* _Task brief_: Where a line in the listing contains the string "animalização", copy that line out.

* _Records for this exercise_:

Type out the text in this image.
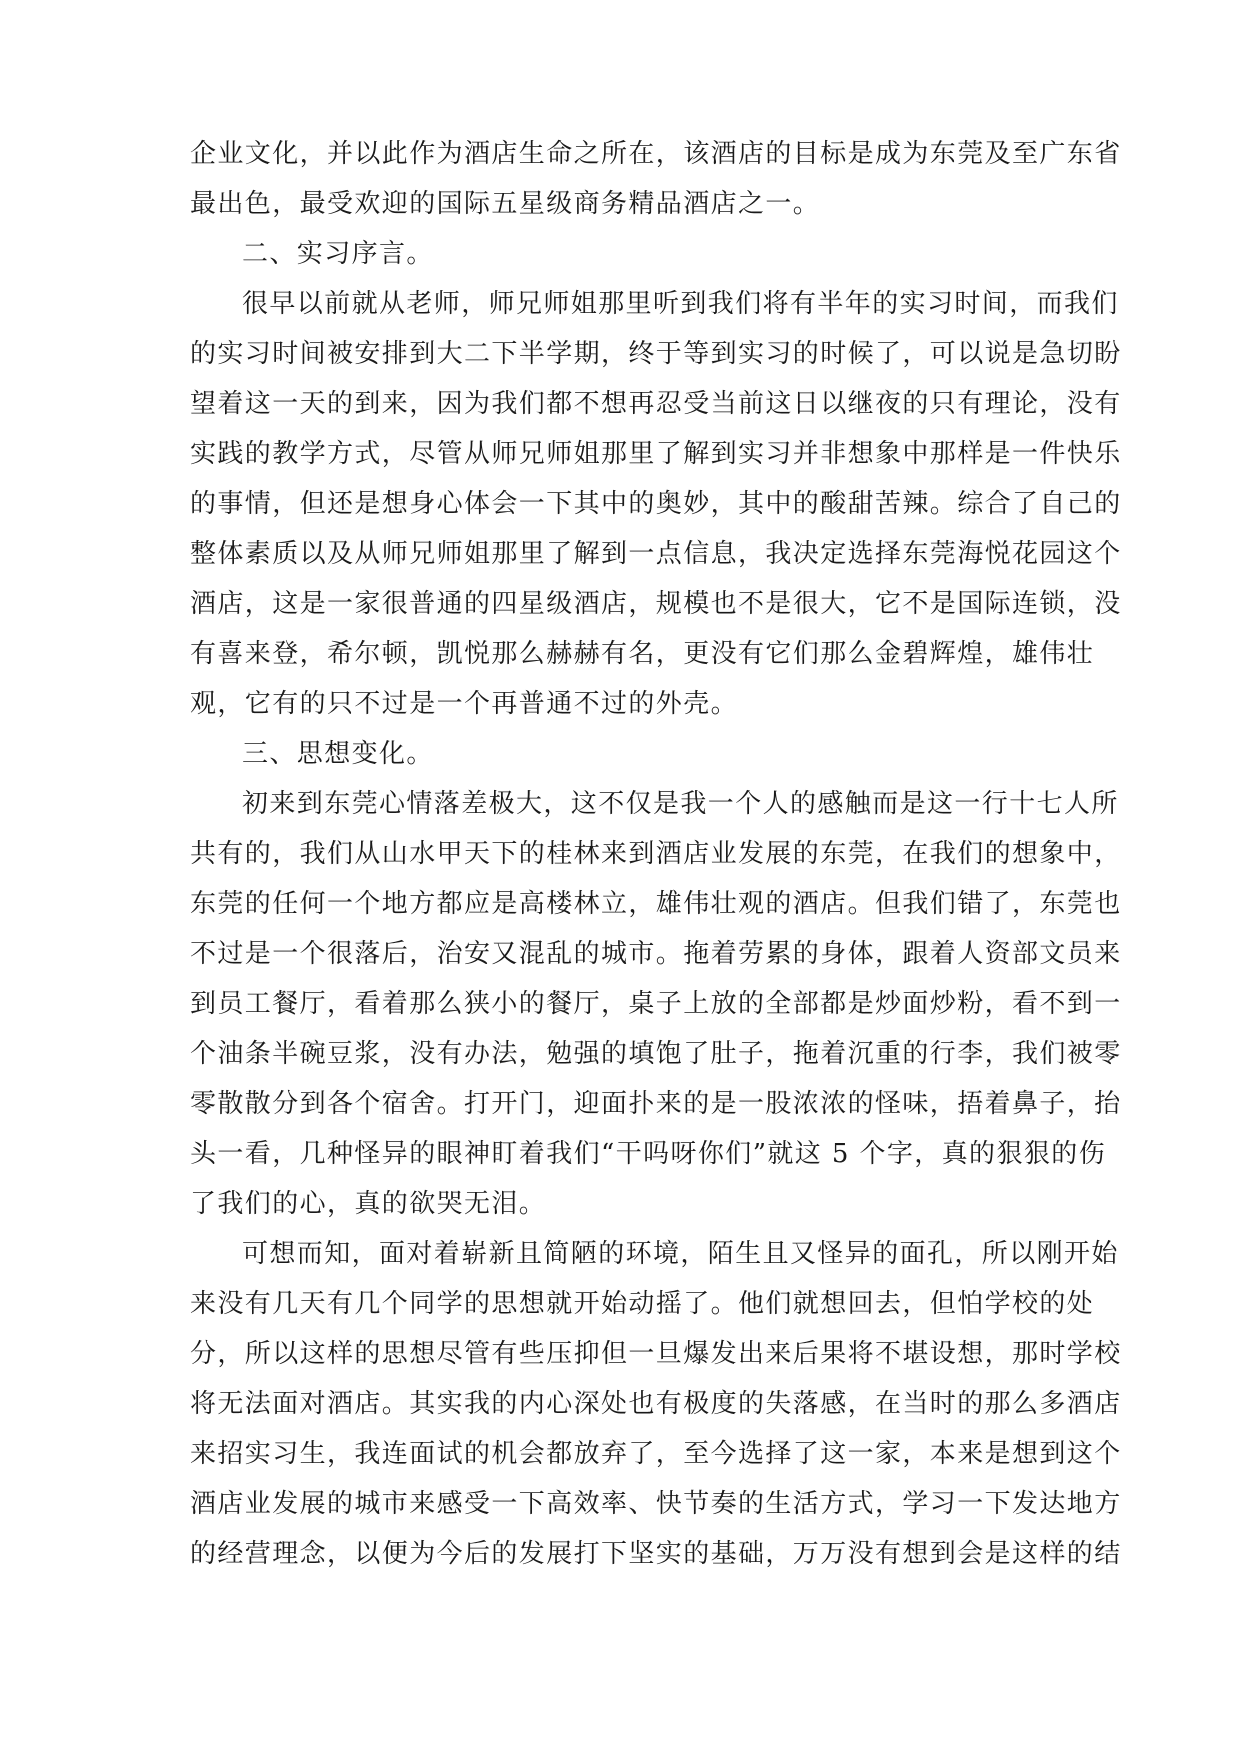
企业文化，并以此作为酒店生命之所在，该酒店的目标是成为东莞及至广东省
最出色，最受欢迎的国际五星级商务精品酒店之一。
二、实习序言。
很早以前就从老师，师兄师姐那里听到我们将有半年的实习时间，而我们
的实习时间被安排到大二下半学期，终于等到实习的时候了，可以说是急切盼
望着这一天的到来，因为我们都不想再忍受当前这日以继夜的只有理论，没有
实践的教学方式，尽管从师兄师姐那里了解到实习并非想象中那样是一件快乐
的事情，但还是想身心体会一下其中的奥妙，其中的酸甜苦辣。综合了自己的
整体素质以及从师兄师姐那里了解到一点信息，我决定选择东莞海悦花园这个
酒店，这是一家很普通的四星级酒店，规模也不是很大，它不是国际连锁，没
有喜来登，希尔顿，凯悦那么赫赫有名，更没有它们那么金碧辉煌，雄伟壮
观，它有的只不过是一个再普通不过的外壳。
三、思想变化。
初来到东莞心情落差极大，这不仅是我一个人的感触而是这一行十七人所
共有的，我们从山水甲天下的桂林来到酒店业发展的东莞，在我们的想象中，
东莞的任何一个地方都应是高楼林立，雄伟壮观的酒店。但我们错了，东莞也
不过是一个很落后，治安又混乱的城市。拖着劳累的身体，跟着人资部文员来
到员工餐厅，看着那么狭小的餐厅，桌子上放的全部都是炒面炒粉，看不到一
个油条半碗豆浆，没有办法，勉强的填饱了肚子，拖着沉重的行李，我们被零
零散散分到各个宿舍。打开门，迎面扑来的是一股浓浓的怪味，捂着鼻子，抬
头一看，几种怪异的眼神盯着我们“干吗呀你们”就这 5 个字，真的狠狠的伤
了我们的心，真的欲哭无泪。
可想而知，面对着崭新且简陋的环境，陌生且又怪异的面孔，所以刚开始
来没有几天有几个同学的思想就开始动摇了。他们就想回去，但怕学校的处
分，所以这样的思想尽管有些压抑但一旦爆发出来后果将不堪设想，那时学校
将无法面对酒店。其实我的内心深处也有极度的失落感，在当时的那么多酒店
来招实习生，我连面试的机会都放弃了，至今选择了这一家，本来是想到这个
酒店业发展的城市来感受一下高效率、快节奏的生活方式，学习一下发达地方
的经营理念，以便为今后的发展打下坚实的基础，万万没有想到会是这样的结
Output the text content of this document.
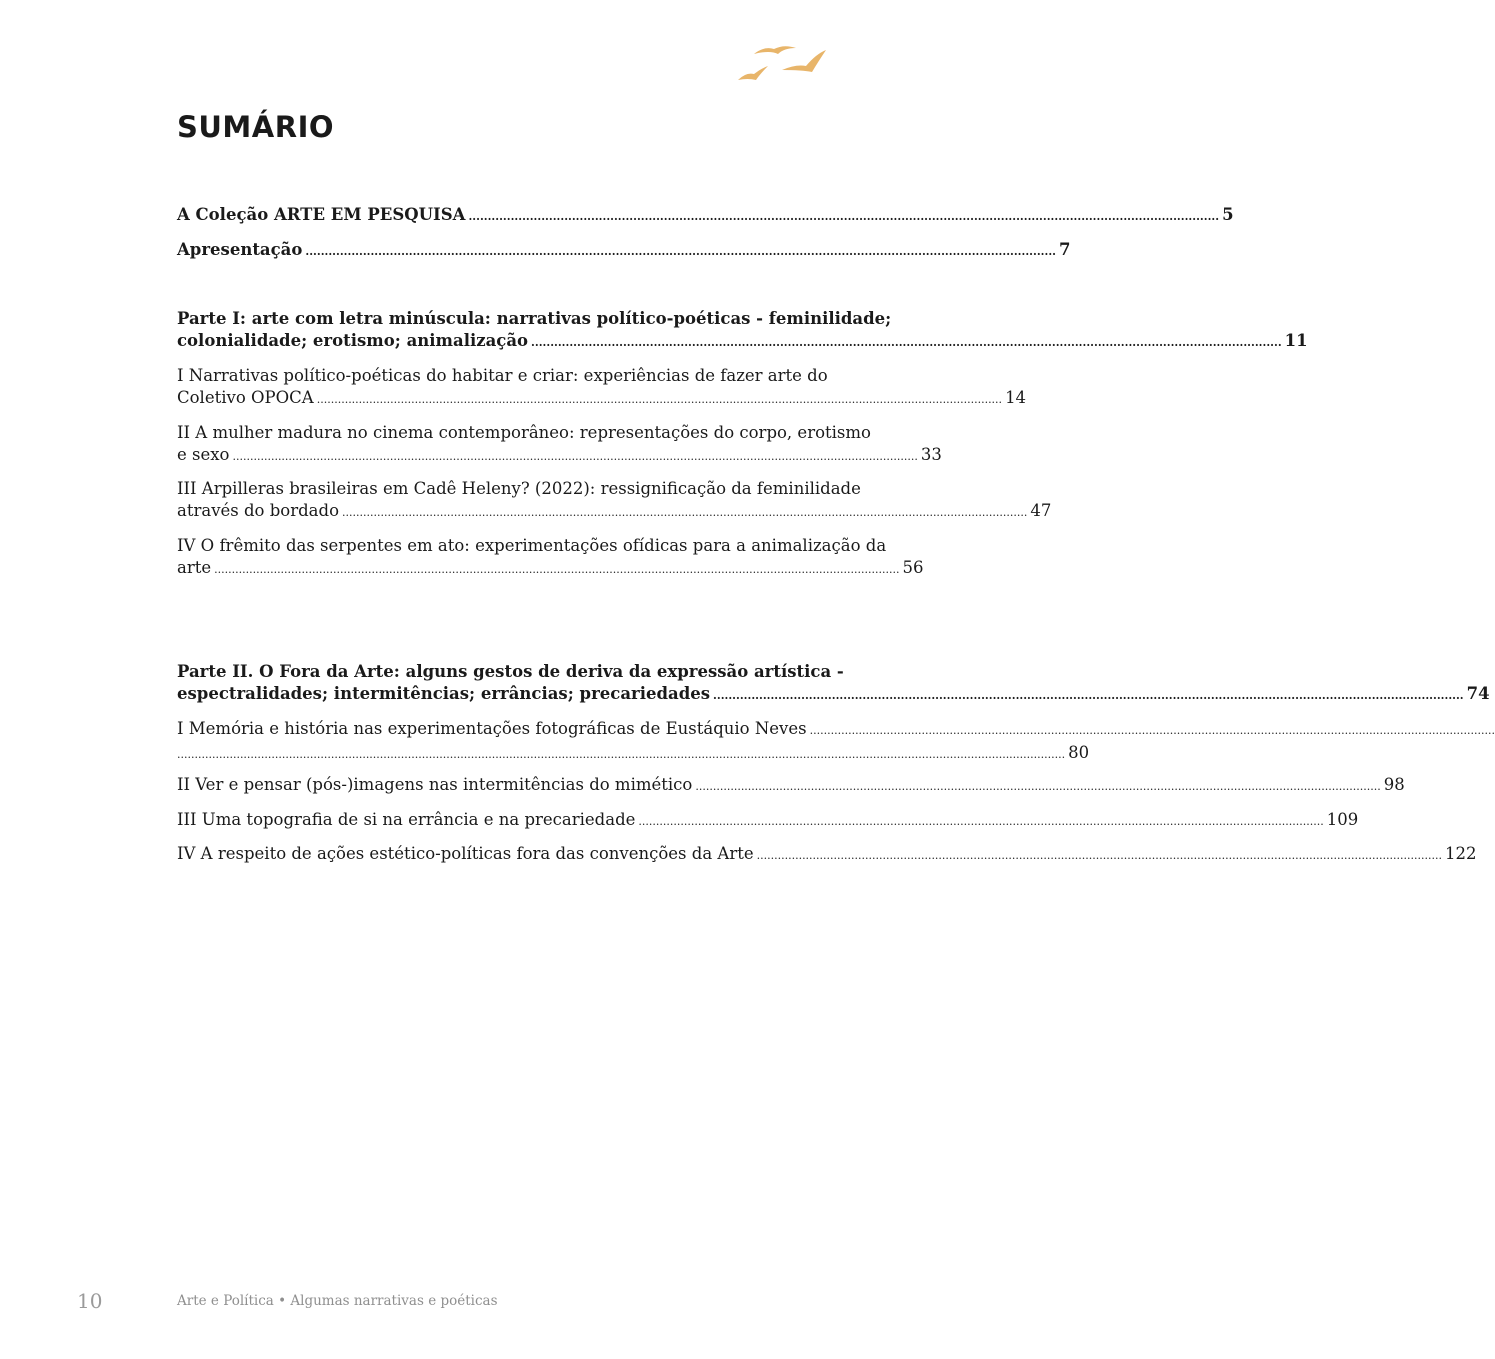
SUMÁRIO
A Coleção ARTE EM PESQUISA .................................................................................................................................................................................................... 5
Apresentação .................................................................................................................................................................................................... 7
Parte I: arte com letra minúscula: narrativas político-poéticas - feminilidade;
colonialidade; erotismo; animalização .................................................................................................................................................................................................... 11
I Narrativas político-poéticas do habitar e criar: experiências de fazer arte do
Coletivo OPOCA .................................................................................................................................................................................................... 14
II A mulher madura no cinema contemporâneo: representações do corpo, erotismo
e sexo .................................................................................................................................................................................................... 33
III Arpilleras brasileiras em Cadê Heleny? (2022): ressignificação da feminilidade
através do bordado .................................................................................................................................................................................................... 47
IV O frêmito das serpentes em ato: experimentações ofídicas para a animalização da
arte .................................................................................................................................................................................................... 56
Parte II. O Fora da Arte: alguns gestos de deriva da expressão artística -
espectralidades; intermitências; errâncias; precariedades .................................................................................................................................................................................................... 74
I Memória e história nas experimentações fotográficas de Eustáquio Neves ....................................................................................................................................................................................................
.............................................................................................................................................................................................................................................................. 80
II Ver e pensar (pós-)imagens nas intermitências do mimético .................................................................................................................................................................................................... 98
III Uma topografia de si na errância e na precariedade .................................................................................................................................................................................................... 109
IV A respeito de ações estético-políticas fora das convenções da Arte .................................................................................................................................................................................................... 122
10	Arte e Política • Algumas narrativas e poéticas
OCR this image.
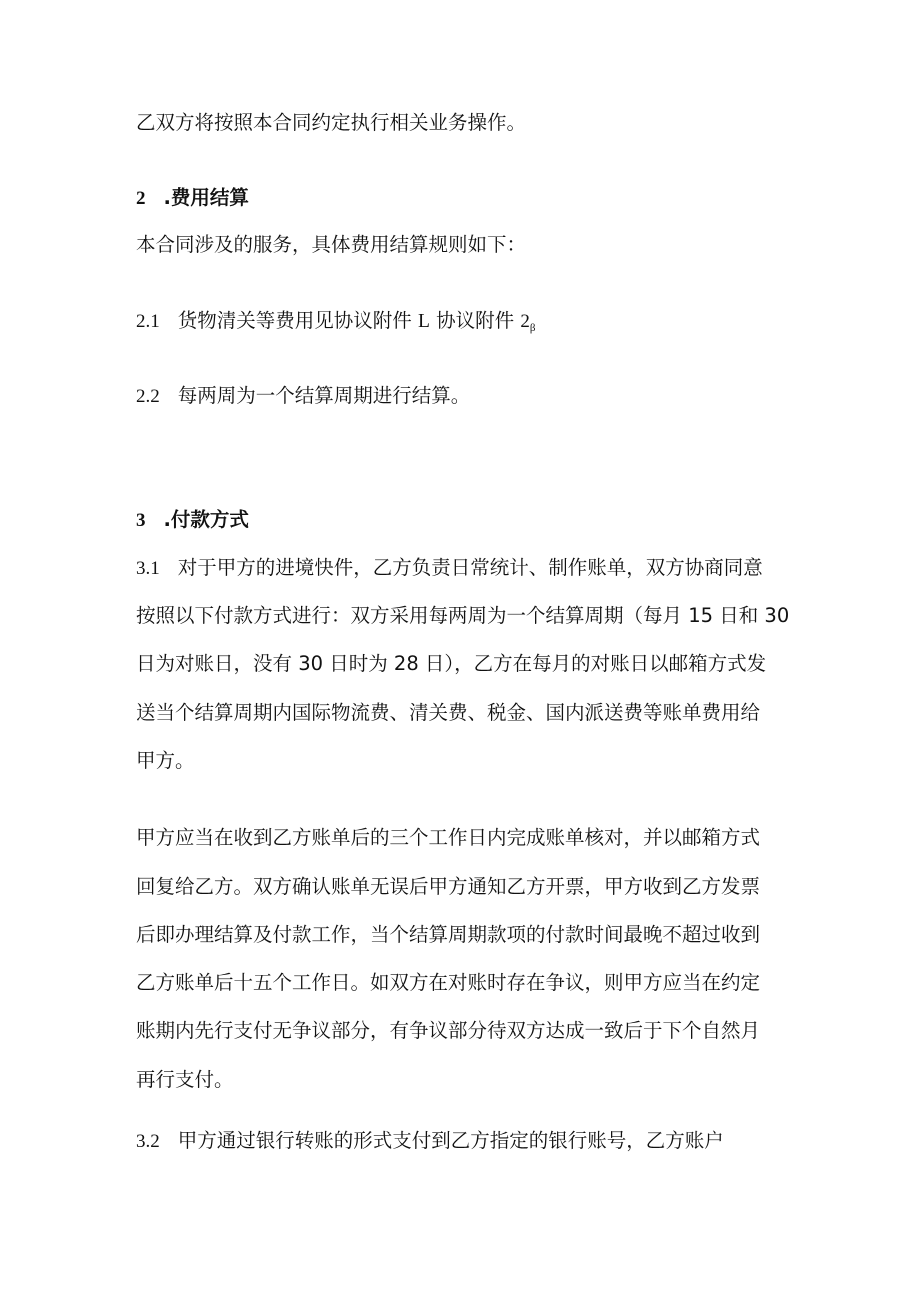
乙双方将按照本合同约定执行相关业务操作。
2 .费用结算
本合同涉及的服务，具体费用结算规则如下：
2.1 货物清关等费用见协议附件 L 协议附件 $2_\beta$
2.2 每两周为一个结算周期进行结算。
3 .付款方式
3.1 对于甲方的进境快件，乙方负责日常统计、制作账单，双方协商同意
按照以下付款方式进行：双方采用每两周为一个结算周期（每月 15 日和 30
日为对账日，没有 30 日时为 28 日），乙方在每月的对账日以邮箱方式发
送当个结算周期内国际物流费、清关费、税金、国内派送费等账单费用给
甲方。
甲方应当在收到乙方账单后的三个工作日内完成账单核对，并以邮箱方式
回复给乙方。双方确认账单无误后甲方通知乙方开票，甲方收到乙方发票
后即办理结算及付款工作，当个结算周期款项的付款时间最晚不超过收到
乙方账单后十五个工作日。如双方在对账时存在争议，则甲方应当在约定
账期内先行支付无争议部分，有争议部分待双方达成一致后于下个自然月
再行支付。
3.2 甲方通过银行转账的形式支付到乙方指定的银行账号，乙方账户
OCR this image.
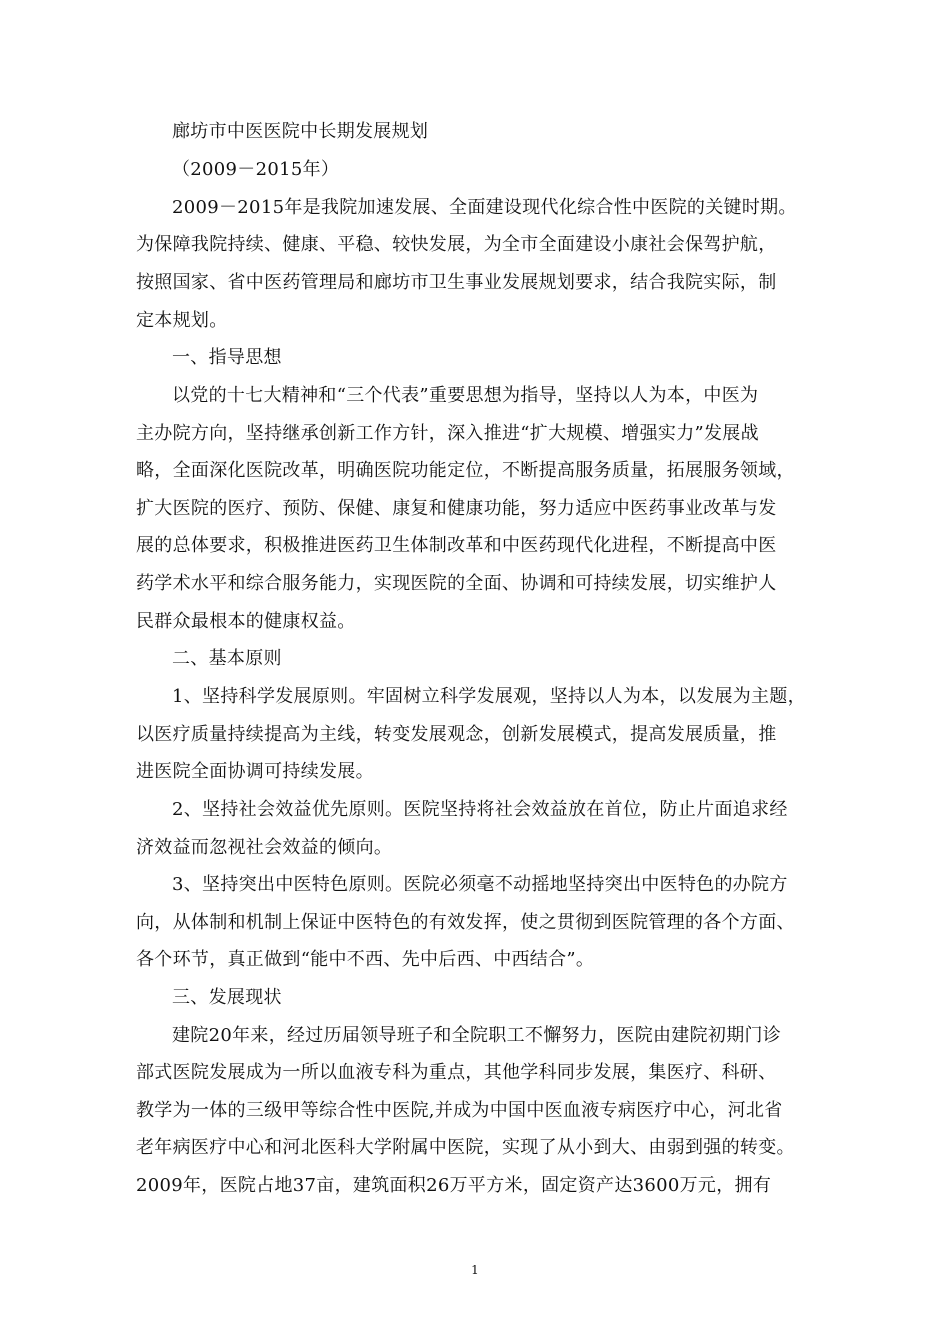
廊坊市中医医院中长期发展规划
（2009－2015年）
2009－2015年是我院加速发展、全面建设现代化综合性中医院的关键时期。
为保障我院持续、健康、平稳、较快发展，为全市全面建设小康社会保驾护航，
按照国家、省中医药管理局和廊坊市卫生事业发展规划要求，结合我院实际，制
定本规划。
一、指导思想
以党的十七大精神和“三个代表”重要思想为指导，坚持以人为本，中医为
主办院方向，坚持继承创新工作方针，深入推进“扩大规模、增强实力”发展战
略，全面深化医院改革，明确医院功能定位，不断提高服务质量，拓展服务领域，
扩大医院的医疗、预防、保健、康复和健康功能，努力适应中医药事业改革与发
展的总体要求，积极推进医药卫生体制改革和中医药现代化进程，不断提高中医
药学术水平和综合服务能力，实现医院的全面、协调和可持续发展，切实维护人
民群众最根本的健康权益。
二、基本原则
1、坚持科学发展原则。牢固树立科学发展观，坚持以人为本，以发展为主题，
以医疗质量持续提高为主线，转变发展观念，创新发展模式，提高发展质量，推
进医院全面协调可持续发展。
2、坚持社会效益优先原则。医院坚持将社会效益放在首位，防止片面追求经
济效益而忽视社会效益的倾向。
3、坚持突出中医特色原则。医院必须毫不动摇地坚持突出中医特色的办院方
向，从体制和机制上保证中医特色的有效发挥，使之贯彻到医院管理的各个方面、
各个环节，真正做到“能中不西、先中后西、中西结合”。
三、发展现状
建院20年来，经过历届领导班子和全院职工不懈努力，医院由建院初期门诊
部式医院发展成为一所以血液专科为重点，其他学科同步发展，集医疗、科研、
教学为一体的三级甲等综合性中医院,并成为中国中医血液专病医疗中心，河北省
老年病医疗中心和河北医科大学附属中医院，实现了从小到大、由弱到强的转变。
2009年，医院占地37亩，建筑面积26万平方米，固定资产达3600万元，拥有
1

* _Problem solution_:
colonialidade; erotismo; animalização .................................................................................................................................................................................................... 11
IV O frêmito das serpentes em ato: experimentações ofídicas para a animalização da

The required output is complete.